▶ Task to carry out:
Reproduce each line bearing the word "ainsi".
•••••
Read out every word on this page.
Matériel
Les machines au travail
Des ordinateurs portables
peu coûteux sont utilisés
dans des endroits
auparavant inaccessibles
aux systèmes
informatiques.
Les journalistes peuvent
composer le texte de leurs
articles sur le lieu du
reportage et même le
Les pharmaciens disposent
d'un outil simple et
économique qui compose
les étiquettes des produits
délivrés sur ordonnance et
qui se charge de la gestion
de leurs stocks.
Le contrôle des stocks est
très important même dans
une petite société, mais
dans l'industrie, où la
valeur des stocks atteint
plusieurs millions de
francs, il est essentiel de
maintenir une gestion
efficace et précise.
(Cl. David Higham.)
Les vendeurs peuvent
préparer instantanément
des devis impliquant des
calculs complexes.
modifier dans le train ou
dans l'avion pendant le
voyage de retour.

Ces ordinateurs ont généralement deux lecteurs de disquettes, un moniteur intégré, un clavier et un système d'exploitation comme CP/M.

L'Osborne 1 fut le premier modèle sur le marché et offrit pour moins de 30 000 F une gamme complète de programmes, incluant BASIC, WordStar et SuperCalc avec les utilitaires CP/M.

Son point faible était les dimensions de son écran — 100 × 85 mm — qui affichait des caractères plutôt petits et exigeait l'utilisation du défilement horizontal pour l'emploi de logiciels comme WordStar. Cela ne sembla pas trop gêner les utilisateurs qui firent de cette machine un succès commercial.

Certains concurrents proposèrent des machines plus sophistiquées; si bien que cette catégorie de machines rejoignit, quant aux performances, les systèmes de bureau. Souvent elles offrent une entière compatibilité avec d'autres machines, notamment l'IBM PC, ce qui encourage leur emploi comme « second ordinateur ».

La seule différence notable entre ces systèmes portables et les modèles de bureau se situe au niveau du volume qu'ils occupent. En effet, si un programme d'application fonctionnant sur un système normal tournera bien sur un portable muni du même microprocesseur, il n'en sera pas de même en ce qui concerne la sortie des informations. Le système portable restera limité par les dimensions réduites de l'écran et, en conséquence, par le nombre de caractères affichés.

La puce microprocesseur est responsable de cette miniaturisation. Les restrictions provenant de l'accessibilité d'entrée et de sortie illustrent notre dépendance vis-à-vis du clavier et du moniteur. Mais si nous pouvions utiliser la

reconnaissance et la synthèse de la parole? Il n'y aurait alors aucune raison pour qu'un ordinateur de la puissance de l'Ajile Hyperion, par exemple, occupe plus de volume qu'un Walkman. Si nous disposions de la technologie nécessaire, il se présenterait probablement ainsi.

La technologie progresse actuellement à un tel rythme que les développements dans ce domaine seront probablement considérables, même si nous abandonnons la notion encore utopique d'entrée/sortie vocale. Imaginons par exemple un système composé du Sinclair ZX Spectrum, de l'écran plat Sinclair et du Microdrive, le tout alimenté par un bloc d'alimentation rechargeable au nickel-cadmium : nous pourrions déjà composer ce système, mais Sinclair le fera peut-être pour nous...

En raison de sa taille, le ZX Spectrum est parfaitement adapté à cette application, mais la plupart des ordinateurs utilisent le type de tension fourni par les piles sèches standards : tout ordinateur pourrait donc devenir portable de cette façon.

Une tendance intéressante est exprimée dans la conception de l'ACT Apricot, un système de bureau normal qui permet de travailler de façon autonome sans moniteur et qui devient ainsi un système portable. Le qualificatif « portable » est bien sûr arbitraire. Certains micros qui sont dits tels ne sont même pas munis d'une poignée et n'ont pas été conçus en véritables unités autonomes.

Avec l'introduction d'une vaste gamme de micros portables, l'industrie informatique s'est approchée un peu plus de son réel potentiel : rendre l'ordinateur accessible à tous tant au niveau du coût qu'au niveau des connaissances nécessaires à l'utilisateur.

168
•••••
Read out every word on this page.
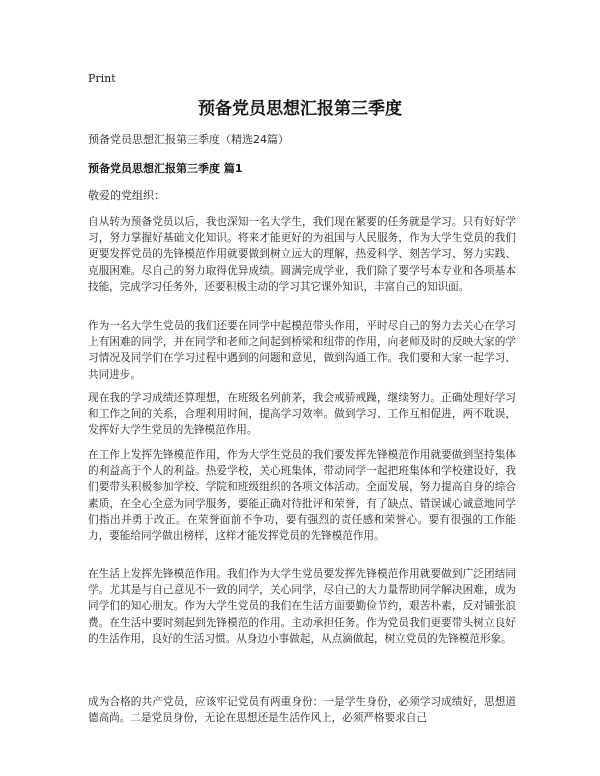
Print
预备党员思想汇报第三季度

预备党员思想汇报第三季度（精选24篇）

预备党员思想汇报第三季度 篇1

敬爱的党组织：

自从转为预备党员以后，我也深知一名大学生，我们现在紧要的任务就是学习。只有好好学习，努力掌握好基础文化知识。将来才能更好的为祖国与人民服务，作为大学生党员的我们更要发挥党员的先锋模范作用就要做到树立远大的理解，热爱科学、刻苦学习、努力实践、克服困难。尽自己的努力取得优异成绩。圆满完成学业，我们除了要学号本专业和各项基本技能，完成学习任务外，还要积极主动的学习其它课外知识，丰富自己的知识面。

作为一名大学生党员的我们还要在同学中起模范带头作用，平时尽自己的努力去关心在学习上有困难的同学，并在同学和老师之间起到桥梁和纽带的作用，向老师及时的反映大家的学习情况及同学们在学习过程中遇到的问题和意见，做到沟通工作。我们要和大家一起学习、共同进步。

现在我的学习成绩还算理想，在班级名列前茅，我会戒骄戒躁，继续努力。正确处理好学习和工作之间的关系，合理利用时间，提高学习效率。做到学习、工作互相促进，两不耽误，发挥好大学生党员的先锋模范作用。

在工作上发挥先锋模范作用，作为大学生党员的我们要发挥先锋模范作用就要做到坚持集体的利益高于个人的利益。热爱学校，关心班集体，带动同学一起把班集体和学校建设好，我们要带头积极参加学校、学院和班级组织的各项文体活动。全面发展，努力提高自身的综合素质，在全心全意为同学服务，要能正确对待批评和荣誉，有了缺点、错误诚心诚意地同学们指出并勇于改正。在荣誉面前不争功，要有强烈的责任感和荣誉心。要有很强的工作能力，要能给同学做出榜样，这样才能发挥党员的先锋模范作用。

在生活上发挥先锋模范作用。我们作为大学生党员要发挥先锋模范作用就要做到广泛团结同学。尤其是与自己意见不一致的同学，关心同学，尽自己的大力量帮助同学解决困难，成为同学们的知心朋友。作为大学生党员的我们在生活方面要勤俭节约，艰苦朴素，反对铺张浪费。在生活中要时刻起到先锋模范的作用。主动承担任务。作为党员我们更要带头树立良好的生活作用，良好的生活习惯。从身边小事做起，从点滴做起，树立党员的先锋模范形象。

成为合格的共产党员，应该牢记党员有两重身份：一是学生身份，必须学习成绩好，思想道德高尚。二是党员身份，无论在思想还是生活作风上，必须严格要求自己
•••••
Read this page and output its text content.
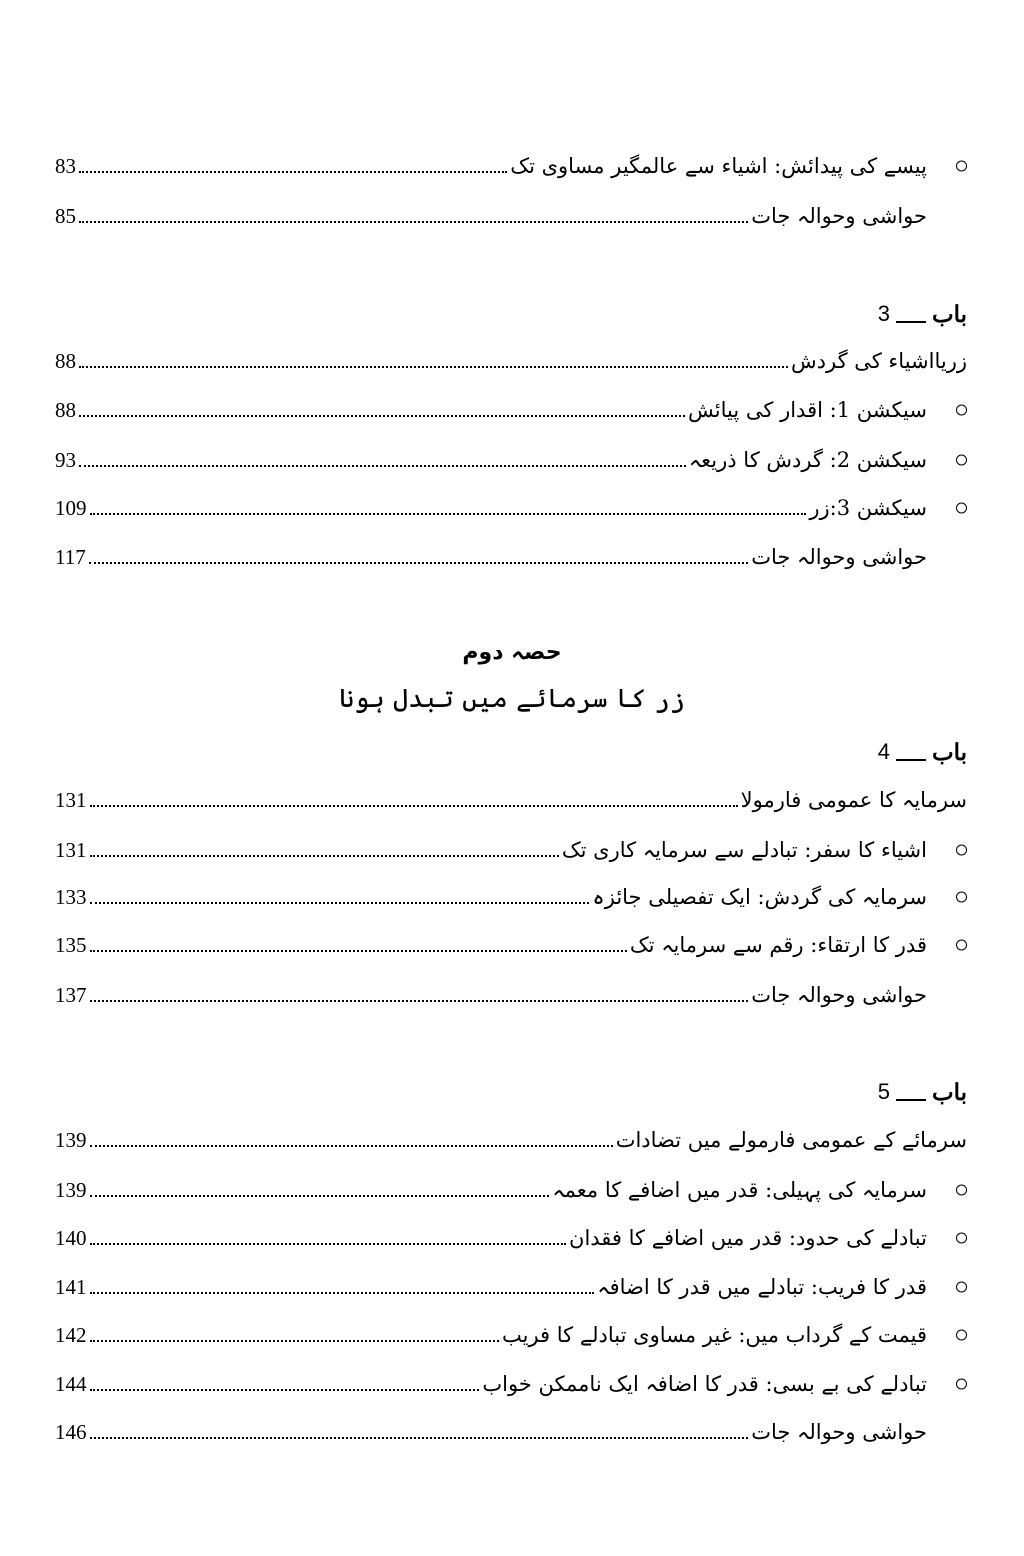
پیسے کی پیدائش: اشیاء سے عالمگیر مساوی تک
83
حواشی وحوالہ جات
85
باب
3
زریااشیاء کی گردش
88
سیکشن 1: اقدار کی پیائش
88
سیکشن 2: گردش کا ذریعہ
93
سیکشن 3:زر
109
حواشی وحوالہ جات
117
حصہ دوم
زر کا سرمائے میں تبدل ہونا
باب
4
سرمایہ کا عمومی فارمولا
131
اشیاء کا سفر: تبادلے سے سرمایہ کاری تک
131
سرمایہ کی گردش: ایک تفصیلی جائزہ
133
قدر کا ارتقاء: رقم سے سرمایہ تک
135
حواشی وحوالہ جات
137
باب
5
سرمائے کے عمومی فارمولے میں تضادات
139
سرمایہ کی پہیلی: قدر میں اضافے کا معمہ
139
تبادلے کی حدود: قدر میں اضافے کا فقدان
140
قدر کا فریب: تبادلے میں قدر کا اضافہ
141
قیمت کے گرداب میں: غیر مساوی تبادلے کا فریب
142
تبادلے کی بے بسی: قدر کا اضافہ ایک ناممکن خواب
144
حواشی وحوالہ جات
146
•••••
▶ Full response:
reconnaissance et la synthèse de la parole? Il n'y aurait alors aucune raison pour qu'un ordinateur de la puissance de l'Ajile Hyperion, par exemple, occupe plus de volume qu'un Walkman. Si nous disposions de la technologie nécessaire, il se présenterait probablement ainsi.
Une tendance intéressante est exprimée dans la conception de l'ACT Apricot, un système de bureau normal qui permet de travailler de façon autonome sans moniteur et qui devient ainsi un système portable. Le qualificatif « portable » est bien sûr arbitraire. Certains micros qui sont dits tels ne sont même pas munis d'une poignée et n'ont pas été conçus en véritables unités autonomes.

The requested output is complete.